Given exercise:
Output the line containing "Parse this screenshot: output" and all subsequent lines of the listing below, copied exactly, with no other lines.

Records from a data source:
******

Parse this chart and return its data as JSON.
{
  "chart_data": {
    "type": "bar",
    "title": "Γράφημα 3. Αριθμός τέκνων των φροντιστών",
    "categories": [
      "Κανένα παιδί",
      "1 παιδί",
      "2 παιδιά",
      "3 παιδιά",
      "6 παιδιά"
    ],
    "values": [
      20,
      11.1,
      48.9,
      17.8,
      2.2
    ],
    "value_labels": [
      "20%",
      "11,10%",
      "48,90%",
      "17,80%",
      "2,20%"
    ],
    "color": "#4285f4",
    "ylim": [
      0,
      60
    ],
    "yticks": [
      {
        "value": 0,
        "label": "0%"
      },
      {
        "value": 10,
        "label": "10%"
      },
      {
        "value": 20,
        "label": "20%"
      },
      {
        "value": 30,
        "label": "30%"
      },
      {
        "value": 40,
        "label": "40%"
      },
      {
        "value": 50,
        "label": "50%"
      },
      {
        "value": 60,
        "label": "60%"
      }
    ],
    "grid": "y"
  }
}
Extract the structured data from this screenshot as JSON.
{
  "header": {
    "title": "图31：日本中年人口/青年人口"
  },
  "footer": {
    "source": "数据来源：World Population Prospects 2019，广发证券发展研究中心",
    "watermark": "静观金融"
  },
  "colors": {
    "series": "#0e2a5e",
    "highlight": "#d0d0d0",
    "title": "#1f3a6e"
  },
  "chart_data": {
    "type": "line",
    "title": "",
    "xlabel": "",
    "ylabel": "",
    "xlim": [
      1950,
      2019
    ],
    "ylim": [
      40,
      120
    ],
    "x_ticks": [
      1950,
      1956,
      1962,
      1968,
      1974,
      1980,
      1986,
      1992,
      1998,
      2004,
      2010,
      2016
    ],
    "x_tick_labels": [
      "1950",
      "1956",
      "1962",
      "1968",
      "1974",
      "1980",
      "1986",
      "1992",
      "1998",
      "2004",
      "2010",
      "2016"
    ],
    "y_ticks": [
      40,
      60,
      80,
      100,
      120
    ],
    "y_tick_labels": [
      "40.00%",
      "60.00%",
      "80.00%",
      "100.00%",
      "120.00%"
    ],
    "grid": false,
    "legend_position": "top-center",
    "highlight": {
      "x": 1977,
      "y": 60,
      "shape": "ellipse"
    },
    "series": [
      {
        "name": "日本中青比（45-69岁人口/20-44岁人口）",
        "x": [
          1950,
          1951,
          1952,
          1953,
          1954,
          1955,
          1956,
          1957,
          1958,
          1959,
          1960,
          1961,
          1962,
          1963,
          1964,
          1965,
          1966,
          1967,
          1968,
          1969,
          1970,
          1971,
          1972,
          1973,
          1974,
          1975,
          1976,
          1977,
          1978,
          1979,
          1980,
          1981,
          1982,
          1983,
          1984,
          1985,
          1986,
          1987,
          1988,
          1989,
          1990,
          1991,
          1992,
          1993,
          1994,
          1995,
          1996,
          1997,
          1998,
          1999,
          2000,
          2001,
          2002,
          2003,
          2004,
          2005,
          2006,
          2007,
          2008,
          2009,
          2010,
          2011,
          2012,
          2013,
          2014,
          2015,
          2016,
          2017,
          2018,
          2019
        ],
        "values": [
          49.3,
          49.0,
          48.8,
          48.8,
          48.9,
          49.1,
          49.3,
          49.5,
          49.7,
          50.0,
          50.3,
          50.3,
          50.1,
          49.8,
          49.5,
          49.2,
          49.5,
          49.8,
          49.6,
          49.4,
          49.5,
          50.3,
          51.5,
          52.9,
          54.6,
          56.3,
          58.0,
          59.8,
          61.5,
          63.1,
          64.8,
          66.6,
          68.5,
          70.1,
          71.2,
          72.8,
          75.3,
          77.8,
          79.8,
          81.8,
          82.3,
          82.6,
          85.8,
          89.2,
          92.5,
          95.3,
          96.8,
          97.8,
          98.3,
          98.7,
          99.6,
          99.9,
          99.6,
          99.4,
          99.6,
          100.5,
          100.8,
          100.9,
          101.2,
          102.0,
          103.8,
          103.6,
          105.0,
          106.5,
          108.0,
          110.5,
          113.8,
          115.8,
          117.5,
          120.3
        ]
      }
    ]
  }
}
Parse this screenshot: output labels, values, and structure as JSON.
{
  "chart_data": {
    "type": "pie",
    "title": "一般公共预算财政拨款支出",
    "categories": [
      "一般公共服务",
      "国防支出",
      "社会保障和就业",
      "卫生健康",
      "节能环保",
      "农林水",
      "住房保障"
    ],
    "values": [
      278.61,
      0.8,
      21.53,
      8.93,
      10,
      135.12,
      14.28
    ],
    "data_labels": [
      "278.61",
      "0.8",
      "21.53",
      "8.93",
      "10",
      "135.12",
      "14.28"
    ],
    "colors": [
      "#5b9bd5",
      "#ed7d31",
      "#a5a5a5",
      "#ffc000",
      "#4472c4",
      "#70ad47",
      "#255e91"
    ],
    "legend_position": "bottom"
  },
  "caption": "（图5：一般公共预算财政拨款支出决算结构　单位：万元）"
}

******

Exercise solution:
Parse this screenshot: output labels, values, and structure as JSON.
{
  "chart_data": {
    "type": "pie",
    "title": "一般公共预算财政拨款支出",
    "categories": [
      "一般公共服务",
      "国防支出",
      "社会保障和就业",
      "卫生健康",
      "节能环保",
      "农林水",
      "住房保障"
    ],
    "values": [
      278.61,
      0.8,
      21.53,
      8.93,
      10,
      135.12,
      14.28
    ],
    "data_labels": [
      "278.61",
      "0.8",
      "21.53",
      "8.93",
      "10",
      "135.12",
      "14.28"
    ],
    "colors": [
      "#5b9bd5",
      "#ed7d31",
      "#a5a5a5",
      "#ffc000",
      "#4472c4",
      "#70ad47",
      "#255e91"
    ],
    "legend_position": "bottom"
  },
  "caption": "（图5：一般公共预算财政拨款支出决算结构　单位：万元）"
}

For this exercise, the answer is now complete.